# Page text
-- Opening Marker --

Abstract
Bacterial infections, which have been susceptible to standard antibiotic regimes for decades, are now becoming resistant to all major antimicrobial treatments, undermining the efficacy of available antibiotics. Bacteria can naturally develop resistance over time as they are exposed to antibiotics. However, due to poor economic incentives and challenging regulatory requirements, antibiotic resistance is accelerated mainly by the overuse and misuse of these medications and a lack of new drug development by the pharmaceutical industry. This highlights the need for novel therapeutic approaches to tackle resistant bacterial infections.Herein, different therapeutic strategies targeting antibiotic-resistant bacteria were investigated. The therapeutic approach based on the use of membrane-disrupting agents to enhance the effectiveness of existing antibiotics for the treatment of antibiotic-resistant bacterial infections is suggested. Antibiotics such as rifampicin are known to have poor activity against Gram-negative bacteria owing to the outer membrane, which prevents their efficient uptake. To overcome this challenge, two series of compounds were designed and synthesised, referred to as Lipoguanidines and photoswitchable guanidines. Lipoguanidine compounds consist of a guanidine moiety, which gives selectivity toward bacterial membrane with its positive charge, and a ‘lipo’ component which can be intercalated and interact with the hydrophobic cytoplasmic membrane of bacteria. Lipoguanidine compounds showed a broad spectrum of excellent membrane permeabilising activity as they reduced the Minimum Inhibitory Concentration of antibiotics with no toxicity observed in Galleria mellonella assays. The structure of photoswitchable guanidines is based on lipoguanidine but also contains photoswitchable moiety that can change conformation upon light irradiation, enhancing their membrane-disrupting activity. Its ability to modulate the abacterial membrane via light irradiation was also observed.

-- Closing Marker --

(Page layout parsing data)
-- Opening Marker --

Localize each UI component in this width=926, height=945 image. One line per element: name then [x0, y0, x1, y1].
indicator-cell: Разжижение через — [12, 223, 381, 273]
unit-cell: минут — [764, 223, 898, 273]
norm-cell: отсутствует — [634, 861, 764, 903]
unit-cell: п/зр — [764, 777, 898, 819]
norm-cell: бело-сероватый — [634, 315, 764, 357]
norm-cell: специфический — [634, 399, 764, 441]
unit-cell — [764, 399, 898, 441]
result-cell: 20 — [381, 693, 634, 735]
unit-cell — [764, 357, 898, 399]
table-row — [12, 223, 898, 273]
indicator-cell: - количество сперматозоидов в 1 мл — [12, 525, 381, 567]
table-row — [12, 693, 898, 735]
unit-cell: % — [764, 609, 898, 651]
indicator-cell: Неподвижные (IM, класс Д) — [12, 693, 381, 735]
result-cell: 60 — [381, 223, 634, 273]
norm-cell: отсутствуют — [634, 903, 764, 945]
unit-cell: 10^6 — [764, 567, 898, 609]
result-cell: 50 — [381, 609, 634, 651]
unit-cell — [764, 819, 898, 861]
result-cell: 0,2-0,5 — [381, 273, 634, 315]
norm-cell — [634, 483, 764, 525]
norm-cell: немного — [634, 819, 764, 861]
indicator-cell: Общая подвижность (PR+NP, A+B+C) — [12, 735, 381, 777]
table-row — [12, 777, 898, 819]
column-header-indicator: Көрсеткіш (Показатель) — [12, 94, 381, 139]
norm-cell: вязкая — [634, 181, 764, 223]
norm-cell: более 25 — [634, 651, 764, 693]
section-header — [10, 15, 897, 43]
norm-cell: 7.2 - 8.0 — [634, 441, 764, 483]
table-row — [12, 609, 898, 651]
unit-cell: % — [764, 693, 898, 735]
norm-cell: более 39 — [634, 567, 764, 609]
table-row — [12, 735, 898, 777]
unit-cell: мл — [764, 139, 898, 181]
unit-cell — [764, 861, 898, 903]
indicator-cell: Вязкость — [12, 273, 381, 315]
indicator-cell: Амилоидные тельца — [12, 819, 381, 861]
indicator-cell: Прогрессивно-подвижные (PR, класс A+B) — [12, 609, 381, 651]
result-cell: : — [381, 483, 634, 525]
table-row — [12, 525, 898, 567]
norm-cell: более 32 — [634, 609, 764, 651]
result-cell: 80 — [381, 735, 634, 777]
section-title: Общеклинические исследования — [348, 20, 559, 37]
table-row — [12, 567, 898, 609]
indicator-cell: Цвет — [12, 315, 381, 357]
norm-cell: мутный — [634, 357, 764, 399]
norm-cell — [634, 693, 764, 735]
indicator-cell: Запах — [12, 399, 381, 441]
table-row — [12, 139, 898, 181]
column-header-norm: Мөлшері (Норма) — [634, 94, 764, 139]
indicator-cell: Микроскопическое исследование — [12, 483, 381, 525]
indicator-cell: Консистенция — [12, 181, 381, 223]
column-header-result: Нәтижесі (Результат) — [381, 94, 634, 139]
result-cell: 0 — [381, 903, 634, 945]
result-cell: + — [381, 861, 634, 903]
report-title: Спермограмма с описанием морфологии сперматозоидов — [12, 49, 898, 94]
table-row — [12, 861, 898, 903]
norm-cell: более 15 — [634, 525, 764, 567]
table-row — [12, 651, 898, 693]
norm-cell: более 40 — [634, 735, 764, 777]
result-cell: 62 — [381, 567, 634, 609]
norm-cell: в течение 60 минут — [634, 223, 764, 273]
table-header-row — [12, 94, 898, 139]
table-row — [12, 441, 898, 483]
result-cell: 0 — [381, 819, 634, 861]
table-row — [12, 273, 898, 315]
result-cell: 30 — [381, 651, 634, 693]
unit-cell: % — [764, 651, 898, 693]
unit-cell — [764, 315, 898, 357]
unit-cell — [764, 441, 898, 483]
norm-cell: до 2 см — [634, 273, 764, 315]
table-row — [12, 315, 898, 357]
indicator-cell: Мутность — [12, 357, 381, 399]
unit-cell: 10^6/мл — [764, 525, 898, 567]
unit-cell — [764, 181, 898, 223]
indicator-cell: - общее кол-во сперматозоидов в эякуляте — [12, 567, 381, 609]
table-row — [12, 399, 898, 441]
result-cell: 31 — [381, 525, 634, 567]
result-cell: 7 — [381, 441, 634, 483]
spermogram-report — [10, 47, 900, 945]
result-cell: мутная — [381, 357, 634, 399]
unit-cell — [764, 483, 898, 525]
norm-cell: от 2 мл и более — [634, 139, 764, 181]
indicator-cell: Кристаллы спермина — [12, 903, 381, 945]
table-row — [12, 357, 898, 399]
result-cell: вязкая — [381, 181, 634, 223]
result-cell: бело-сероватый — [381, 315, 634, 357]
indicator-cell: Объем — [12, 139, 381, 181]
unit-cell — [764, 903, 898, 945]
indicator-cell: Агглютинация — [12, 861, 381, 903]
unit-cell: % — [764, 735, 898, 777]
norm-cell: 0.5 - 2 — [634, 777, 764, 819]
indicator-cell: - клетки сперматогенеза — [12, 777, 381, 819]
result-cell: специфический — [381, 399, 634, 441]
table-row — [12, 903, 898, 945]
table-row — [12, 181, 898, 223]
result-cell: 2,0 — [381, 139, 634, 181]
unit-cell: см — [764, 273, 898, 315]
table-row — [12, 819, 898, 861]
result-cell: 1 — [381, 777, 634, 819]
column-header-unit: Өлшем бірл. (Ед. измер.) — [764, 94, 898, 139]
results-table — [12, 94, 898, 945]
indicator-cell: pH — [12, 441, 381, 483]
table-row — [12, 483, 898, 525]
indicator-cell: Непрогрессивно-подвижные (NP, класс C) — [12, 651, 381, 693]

-- Closing Marker --

# Actions to take
[1] According to the abstract on antibiotic-resistant bacteria, what two series of compounds were designed and synthesized?
[2] Continue the abstract on antibiotic-resistant bacteria from its last sentence.

# Task responses
[1] Lipoguanidines and photoswitchable guanidines.

[2]
The use of light-activated CO-releasing molecules (PhotoCORMs) against multi-drug-resistant bacteria was proposed. CORMs have recently attracted interest in microbiology as it has been shown that CO can exert rapid bactericidal activity when it is delivered through CORMs. Two series of photoactivable PhotoCORMs were designed and synthesised, phenanthroline and flavonols-based PhotoCORMs. Phenanthroline-based PhotoCORMs were effective at low concentrations against multidrug-resistant K. pneumoniae and A. baumannii when photoactivated with blue light. It has also been shown to inhibit the formation of biofilms. The antibacterial and biofilm inhibitory effects are plausibly due to the release of CO and the formation of phenanthroline photo by-products. Besides phenanthroline-based PhotoCORMs, organic molecule-based CORMs include flavonols and flavonoid metal complexes were also synthesised, and its biological activity were evaluated against bacteria.
These novel therapeutic approaches demonstrate promising antibacterial activity to combat multidrug-resistant bacterial infection. These new approaches share the insight of sustainable use of antibiotics as they can extend the lifespan of current antibiotics by improving their efficient uptake via membrane-disrupting activity as well as the application of photopharmacology can avoid the emergence of antibiotic resistance via selective activation upon light irradiation.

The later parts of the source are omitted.